--- Records shown ---
[start]
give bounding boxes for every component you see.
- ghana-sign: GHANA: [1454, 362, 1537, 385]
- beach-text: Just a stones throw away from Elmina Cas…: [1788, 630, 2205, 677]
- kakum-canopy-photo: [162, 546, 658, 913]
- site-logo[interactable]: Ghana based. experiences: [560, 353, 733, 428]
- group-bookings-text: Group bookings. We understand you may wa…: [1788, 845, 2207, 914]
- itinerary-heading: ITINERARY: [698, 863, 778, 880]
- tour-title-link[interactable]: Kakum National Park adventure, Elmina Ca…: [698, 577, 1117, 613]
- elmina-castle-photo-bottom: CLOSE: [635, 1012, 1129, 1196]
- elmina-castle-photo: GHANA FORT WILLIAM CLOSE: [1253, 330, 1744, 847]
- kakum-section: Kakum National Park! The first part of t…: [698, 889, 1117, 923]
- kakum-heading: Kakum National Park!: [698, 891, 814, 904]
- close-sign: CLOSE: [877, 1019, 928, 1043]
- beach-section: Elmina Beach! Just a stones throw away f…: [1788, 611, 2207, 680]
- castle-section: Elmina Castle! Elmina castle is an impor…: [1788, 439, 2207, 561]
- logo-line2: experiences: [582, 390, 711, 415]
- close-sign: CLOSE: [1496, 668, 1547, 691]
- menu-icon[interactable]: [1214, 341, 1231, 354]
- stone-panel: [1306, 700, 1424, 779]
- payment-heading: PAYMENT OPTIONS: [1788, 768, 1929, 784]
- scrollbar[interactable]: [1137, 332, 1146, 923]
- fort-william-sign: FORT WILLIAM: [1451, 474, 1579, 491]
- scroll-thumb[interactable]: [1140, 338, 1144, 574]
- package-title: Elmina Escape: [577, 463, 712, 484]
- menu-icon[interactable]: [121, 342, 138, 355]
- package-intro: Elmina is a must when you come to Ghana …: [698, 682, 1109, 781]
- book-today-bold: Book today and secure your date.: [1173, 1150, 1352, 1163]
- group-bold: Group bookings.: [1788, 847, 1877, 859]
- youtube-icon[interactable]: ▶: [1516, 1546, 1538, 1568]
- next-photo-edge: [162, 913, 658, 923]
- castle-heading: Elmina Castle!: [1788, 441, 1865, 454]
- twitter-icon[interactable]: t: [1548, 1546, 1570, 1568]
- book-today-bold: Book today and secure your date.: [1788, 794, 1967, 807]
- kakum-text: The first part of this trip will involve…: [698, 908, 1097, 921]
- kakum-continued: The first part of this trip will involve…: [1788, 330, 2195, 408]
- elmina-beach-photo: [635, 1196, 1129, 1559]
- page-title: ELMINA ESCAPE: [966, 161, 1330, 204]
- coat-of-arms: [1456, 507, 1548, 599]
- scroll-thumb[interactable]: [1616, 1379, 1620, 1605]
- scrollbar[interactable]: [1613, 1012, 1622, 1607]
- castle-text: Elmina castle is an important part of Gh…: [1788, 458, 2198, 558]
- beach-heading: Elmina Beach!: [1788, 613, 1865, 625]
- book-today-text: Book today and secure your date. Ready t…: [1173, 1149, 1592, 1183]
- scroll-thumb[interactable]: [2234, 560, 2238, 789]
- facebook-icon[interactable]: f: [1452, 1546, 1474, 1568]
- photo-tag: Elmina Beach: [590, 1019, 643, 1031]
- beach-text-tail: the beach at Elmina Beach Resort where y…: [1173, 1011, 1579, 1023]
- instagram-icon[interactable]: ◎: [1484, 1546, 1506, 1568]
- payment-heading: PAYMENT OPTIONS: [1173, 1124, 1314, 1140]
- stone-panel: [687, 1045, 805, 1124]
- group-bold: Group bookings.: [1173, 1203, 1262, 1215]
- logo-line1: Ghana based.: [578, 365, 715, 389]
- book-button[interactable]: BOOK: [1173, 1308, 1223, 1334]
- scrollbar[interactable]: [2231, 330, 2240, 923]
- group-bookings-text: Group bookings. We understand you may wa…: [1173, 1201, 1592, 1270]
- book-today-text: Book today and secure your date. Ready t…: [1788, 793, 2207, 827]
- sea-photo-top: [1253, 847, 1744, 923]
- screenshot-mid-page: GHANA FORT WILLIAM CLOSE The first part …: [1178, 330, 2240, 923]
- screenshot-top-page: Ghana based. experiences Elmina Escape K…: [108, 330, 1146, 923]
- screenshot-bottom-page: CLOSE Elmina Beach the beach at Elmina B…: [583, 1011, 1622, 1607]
[end]
Copy the lines of the listing word for word, starting at its first line and stopping after the line that contains "- itinerary-heading: ITINERARY: [698, 863, 778, 880]".

--- Task answer ---
give bounding boxes for every component you see.
- ghana-sign: GHANA: [1454, 362, 1537, 385]
- beach-text: Just a stones throw away from Elmina Cas…: [1788, 630, 2205, 677]
- kakum-canopy-photo: [162, 546, 658, 913]
- site-logo[interactable]: Ghana based. experiences: [560, 353, 733, 428]
- group-bookings-text: Group bookings. We understand you may wa…: [1788, 845, 2207, 914]
- itinerary-heading: ITINERARY: [698, 863, 778, 880]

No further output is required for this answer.